Task input ::
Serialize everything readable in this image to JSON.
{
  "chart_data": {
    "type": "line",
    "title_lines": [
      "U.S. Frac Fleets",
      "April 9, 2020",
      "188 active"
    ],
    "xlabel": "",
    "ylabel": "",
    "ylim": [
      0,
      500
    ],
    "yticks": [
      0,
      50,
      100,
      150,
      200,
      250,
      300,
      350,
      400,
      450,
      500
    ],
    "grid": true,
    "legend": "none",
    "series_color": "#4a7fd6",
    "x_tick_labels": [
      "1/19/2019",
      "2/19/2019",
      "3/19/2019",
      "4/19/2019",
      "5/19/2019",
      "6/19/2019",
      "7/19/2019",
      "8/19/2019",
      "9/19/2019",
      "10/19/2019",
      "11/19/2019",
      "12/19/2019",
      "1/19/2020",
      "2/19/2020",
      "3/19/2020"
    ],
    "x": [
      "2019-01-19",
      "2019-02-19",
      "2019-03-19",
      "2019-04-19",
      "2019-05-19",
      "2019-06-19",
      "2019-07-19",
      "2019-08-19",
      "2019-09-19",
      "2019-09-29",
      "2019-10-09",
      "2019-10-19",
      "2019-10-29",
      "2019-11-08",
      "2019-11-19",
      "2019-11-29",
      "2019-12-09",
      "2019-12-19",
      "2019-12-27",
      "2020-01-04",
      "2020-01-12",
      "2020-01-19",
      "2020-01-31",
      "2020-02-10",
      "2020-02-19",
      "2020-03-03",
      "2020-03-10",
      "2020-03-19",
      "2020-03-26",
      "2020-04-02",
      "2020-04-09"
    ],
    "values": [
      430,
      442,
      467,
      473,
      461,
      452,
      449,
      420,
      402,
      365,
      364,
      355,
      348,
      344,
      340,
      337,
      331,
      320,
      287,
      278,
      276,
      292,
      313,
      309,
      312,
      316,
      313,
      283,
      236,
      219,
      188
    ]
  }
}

Goal ::
Copy out the full material exactly as it appears.

Task result ::
Serialize everything readable in this image to JSON.
{
  "chart_data": {
    "type": "line",
    "title_lines": [
      "U.S. Frac Fleets",
      "April 9, 2020",
      "188 active"
    ],
    "xlabel": "",
    "ylabel": "",
    "ylim": [
      0,
      500
    ],
    "yticks": [
      0,
      50,
      100,
      150,
      200,
      250,
      300,
      350,
      400,
      450,
      500
    ],
    "grid": true,
    "legend": "none",
    "series_color": "#4a7fd6",
    "x_tick_labels": [
      "1/19/2019",
      "2/19/2019",
      "3/19/2019",
      "4/19/2019",
      "5/19/2019",
      "6/19/2019",
      "7/19/2019",
      "8/19/2019",
      "9/19/2019",
      "10/19/2019",
      "11/19/2019",
      "12/19/2019",
      "1/19/2020",
      "2/19/2020",
      "3/19/2020"
    ],
    "x": [
      "2019-01-19",
      "2019-02-19",
      "2019-03-19",
      "2019-04-19",
      "2019-05-19",
      "2019-06-19",
      "2019-07-19",
      "2019-08-19",
      "2019-09-19",
      "2019-09-29",
      "2019-10-09",
      "2019-10-19",
      "2019-10-29",
      "2019-11-08",
      "2019-11-19",
      "2019-11-29",
      "2019-12-09",
      "2019-12-19",
      "2019-12-27",
      "2020-01-04",
      "2020-01-12",
      "2020-01-19",
      "2020-01-31",
      "2020-02-10",
      "2020-02-19",
      "2020-03-03",
      "2020-03-10",
      "2020-03-19",
      "2020-03-26",
      "2020-04-02",
      "2020-04-09"
    ],
    "values": [
      430,
      442,
      467,
      473,
      461,
      452,
      449,
      420,
      402,
      365,
      364,
      355,
      348,
      344,
      340,
      337,
      331,
      320,
      287,
      278,
      276,
      292,
      313,
      309,
      312,
      316,
      313,
      283,
      236,
      219,
      188
    ]
  }
}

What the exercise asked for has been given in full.